• **TO BE DONE**:
Determine how many lines in the data below contain "project" and write only that number.
****************************************
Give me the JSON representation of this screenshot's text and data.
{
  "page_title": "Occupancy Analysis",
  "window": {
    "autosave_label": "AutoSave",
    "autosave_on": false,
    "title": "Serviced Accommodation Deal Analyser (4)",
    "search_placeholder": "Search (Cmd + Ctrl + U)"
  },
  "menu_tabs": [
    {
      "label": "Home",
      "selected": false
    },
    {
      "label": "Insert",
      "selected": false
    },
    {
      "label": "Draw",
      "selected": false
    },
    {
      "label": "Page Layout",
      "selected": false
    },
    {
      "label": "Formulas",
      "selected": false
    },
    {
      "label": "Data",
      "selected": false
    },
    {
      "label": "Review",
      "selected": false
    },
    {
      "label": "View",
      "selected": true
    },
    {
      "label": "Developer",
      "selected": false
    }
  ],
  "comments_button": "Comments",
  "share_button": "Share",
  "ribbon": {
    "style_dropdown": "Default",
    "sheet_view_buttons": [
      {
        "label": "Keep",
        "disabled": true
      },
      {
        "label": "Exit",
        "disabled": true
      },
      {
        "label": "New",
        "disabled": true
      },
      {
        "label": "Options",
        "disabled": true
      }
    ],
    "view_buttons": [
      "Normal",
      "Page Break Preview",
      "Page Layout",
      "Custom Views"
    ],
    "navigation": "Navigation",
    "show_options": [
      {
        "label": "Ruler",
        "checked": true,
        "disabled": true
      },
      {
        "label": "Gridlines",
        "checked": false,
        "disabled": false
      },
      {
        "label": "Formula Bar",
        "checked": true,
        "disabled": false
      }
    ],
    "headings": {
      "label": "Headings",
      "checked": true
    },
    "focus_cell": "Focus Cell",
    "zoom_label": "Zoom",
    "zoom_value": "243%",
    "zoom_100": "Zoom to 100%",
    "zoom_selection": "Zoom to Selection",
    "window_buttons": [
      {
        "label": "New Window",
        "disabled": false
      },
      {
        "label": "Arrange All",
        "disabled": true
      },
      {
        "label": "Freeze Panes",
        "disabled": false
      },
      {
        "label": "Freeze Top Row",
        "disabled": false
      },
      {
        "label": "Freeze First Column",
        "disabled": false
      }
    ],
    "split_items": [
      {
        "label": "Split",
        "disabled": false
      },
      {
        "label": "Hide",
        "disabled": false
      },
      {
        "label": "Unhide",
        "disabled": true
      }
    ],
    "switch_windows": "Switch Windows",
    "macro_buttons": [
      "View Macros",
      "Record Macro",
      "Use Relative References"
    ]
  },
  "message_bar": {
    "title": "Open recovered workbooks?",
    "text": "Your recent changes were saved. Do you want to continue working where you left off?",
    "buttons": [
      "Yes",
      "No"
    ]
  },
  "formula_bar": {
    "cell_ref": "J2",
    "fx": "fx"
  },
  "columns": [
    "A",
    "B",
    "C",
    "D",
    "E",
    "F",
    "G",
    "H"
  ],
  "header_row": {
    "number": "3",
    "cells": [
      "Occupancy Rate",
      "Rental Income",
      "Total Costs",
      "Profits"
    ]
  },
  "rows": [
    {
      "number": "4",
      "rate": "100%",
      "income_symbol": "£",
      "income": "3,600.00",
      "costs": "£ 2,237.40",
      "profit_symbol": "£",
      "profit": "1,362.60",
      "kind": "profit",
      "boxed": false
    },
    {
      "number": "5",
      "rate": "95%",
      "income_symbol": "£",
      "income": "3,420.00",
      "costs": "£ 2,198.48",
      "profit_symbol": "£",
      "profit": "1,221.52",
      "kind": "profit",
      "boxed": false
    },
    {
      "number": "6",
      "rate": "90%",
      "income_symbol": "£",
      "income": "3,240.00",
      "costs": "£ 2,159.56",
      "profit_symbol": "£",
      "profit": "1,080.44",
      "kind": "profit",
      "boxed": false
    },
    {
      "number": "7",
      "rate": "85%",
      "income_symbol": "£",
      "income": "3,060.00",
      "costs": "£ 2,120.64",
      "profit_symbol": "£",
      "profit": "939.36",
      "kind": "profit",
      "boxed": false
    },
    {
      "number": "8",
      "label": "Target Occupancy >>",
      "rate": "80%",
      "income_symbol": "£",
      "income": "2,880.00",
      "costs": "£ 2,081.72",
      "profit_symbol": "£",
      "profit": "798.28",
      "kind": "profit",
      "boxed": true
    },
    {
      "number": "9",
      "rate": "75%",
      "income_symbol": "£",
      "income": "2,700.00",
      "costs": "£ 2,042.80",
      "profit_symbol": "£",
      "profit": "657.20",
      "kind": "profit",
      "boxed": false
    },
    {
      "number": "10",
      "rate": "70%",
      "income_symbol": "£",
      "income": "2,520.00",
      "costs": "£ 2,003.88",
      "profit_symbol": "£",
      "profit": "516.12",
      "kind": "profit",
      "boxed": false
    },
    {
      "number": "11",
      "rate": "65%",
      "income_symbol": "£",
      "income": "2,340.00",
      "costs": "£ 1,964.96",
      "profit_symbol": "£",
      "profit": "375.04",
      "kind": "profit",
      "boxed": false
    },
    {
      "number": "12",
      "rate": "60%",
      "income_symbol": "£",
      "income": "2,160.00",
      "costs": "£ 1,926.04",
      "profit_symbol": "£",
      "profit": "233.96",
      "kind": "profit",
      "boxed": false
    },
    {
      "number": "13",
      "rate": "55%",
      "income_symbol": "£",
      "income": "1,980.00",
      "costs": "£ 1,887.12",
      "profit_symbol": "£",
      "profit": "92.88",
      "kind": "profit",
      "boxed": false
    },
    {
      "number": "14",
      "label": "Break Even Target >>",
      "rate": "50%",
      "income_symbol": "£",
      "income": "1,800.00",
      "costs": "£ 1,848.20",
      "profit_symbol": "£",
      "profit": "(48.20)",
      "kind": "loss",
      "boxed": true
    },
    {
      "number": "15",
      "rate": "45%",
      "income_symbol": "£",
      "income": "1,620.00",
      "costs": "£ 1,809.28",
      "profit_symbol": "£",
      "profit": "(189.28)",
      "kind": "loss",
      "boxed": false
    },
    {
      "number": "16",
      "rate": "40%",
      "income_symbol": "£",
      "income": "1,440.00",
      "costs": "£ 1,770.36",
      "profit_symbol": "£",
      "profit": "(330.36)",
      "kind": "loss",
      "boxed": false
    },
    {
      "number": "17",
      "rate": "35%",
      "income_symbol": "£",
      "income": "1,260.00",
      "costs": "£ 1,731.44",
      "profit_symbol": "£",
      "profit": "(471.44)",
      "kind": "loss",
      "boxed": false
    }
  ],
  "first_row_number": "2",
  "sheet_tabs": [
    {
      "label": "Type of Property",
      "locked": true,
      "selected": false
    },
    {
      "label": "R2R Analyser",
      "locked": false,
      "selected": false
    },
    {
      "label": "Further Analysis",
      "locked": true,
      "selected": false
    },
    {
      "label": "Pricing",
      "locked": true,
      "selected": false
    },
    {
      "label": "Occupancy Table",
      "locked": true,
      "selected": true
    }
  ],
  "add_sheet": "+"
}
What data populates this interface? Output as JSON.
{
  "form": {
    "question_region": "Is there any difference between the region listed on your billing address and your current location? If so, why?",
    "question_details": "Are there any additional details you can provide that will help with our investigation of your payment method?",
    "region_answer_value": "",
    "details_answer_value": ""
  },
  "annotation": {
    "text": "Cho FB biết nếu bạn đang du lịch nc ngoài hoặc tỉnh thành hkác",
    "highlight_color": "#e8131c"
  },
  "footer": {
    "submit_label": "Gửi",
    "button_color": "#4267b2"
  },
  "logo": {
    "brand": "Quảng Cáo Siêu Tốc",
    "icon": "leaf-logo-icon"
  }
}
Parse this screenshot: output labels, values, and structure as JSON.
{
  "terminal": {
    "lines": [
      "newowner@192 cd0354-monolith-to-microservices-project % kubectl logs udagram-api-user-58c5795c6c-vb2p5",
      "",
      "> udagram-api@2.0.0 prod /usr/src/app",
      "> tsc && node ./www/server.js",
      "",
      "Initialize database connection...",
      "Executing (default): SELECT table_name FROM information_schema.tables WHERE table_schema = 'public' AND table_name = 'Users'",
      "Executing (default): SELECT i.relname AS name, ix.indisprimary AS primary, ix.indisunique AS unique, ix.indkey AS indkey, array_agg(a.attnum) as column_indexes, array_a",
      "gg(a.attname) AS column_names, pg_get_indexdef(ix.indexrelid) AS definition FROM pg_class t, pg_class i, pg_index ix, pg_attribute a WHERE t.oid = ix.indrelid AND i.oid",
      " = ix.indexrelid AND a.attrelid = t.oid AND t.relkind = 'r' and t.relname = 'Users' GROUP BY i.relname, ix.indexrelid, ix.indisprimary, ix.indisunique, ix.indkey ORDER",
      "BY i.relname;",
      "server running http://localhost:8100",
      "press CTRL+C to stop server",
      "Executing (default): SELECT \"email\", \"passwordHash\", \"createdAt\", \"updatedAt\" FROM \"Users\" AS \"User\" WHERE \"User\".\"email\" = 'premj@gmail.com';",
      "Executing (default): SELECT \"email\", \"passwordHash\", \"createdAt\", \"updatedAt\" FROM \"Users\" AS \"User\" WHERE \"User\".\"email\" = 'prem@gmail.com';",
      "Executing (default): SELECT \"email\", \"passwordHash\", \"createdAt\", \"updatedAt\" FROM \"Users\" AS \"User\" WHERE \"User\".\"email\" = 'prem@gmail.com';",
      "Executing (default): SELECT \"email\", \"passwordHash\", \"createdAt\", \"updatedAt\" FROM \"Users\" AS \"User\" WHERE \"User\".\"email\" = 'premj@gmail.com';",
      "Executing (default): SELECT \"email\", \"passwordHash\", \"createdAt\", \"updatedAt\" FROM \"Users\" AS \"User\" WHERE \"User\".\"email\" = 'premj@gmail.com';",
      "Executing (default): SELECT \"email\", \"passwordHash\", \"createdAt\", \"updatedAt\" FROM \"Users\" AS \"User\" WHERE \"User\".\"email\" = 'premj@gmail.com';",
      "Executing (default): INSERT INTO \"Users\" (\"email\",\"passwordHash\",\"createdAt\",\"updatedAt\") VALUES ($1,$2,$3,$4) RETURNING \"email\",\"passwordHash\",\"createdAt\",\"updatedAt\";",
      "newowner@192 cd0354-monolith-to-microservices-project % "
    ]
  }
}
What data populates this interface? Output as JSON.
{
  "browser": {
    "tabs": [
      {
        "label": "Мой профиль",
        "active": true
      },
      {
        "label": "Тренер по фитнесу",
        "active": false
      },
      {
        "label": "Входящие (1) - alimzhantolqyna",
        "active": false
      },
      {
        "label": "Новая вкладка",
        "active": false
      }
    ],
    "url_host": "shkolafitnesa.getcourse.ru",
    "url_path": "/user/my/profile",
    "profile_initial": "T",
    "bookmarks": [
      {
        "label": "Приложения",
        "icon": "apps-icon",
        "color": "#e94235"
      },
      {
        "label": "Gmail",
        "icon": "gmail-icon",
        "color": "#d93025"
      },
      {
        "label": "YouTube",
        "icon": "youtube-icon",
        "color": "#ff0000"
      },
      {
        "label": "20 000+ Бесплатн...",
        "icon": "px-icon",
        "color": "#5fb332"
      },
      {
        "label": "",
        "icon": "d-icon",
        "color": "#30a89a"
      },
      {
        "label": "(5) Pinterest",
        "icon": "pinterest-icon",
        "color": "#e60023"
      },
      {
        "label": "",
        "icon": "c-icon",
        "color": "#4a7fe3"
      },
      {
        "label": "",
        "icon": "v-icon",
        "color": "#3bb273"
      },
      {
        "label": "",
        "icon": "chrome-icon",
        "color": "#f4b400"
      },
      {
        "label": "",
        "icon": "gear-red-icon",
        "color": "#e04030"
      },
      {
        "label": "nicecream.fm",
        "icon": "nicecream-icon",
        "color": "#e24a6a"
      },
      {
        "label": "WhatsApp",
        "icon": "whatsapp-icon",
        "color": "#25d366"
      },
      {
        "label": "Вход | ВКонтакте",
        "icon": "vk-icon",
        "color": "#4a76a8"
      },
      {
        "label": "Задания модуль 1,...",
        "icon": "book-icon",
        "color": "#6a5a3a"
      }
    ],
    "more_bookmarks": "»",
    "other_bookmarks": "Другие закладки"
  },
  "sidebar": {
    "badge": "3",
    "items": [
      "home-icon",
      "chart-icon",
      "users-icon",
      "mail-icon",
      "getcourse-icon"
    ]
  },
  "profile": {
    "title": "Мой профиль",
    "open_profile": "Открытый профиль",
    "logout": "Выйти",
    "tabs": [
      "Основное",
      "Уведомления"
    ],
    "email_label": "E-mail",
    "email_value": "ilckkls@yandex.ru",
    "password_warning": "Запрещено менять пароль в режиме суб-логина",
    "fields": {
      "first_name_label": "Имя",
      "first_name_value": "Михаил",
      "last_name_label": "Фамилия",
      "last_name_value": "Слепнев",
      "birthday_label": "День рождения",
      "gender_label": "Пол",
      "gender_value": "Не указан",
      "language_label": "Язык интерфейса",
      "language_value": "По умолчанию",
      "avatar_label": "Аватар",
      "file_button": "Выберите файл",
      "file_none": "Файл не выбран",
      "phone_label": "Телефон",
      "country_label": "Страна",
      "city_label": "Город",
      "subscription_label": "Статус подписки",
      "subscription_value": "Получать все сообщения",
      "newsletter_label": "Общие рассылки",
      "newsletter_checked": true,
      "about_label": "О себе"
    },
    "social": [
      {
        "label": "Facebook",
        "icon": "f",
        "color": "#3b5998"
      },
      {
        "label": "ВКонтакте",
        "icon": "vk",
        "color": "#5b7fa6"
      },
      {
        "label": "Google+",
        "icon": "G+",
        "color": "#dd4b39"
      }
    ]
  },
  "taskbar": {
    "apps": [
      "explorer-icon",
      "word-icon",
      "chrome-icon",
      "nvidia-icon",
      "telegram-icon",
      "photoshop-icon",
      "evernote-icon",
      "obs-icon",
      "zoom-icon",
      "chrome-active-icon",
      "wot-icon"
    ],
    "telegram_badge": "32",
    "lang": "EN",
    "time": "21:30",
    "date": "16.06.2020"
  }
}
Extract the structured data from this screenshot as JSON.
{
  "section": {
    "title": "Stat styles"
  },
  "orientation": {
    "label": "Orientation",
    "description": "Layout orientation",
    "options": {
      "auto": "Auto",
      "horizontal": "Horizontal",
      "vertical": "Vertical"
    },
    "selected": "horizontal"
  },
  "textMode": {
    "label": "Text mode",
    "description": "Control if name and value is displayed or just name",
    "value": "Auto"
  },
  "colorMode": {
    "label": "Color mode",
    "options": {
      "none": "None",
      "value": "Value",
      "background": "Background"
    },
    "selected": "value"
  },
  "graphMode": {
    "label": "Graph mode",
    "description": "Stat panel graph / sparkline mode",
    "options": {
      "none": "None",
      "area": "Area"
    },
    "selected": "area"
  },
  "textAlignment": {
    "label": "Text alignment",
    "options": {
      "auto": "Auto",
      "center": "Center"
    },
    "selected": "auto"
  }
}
****************************************
• **SOLUTION BELOW**:
2